Start of Records
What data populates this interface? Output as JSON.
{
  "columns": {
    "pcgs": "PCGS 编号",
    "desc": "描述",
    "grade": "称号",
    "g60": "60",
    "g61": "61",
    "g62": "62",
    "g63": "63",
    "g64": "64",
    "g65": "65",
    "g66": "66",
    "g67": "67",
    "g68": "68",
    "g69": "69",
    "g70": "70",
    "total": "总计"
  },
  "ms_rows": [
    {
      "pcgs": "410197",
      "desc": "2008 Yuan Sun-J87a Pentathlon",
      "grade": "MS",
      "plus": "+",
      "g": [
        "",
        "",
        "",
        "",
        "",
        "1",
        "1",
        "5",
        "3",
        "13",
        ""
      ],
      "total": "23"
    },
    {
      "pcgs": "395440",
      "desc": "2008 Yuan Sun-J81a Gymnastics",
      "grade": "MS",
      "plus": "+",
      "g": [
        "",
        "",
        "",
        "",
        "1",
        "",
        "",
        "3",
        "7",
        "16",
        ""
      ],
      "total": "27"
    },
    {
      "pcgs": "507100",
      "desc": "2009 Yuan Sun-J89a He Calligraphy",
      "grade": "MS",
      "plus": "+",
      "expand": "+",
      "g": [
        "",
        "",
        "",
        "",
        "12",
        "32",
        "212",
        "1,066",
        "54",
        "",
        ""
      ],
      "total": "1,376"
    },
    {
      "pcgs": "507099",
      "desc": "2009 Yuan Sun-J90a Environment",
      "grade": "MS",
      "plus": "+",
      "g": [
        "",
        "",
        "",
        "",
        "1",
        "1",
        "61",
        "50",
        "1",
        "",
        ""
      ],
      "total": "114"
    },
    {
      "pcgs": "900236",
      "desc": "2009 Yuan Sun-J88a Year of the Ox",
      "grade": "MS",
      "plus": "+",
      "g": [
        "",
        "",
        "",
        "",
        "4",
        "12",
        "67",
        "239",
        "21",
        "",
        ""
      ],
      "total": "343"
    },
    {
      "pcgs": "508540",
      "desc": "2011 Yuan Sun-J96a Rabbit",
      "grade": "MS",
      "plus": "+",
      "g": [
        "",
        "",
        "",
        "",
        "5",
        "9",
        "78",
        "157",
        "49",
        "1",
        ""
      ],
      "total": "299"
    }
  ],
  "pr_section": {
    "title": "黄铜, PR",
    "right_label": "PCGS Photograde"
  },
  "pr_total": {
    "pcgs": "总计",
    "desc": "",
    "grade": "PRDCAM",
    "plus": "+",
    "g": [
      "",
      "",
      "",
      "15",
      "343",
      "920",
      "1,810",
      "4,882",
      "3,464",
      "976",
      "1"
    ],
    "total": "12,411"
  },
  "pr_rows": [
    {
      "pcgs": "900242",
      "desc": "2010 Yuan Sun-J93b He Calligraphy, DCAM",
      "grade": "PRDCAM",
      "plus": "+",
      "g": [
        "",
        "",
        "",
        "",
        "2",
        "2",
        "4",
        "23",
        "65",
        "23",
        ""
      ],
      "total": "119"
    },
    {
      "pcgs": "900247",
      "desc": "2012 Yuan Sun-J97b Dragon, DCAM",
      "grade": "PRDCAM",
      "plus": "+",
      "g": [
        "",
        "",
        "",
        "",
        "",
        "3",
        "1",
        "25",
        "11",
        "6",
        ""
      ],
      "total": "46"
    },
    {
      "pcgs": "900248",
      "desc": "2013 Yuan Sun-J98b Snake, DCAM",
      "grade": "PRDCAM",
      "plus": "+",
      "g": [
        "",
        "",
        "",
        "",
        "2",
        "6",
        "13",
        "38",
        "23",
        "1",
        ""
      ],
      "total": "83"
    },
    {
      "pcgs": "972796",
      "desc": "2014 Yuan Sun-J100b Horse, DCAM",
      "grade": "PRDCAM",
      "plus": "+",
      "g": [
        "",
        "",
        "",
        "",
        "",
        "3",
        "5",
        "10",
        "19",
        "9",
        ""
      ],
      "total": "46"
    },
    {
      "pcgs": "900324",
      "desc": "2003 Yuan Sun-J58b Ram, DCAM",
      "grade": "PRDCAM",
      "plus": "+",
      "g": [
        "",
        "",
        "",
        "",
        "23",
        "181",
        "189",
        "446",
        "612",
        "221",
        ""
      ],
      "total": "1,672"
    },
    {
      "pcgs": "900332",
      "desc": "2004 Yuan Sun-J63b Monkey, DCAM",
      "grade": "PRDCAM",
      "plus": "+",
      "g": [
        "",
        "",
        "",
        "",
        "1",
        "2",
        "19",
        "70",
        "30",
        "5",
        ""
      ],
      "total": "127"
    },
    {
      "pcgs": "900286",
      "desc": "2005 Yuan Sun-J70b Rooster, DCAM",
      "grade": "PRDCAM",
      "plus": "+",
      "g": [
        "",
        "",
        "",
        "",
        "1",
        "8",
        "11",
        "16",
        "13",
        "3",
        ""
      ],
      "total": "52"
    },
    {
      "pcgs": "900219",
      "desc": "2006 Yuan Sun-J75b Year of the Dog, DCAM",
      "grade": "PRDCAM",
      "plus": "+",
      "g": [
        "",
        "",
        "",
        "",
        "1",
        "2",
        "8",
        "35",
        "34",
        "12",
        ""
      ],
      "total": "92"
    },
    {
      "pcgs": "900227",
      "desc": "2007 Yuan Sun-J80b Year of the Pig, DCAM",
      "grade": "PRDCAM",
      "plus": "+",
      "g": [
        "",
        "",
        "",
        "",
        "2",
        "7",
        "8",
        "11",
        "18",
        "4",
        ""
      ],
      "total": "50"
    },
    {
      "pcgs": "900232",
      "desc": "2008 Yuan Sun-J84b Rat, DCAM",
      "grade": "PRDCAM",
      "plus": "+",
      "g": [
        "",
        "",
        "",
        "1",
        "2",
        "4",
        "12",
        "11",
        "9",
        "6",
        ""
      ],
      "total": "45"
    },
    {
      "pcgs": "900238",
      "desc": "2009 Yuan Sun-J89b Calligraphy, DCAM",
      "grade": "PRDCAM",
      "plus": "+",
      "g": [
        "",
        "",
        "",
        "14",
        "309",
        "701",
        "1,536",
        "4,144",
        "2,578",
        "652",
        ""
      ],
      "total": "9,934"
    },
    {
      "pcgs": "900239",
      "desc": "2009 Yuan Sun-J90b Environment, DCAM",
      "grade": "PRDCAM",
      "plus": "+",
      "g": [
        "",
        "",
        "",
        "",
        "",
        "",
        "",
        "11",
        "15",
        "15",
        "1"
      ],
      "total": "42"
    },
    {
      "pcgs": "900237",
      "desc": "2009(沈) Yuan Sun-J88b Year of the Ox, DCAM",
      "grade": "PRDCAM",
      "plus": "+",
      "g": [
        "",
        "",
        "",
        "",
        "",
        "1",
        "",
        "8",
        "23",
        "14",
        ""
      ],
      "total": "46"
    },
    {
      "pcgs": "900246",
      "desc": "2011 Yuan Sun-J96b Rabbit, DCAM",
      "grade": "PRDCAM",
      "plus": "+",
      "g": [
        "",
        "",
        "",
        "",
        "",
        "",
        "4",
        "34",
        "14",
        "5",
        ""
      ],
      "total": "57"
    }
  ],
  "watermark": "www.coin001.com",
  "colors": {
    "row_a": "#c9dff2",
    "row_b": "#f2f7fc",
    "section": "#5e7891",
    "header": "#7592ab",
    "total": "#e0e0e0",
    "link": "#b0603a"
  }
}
End of Records
[What the task requires] Write out every line of the entries that holds the word "Environment".

[Task output]
      "desc": "2009 Yuan Sun-J90a Environment",
      "desc": "2009 Yuan Sun-J90b Environment, DCAM",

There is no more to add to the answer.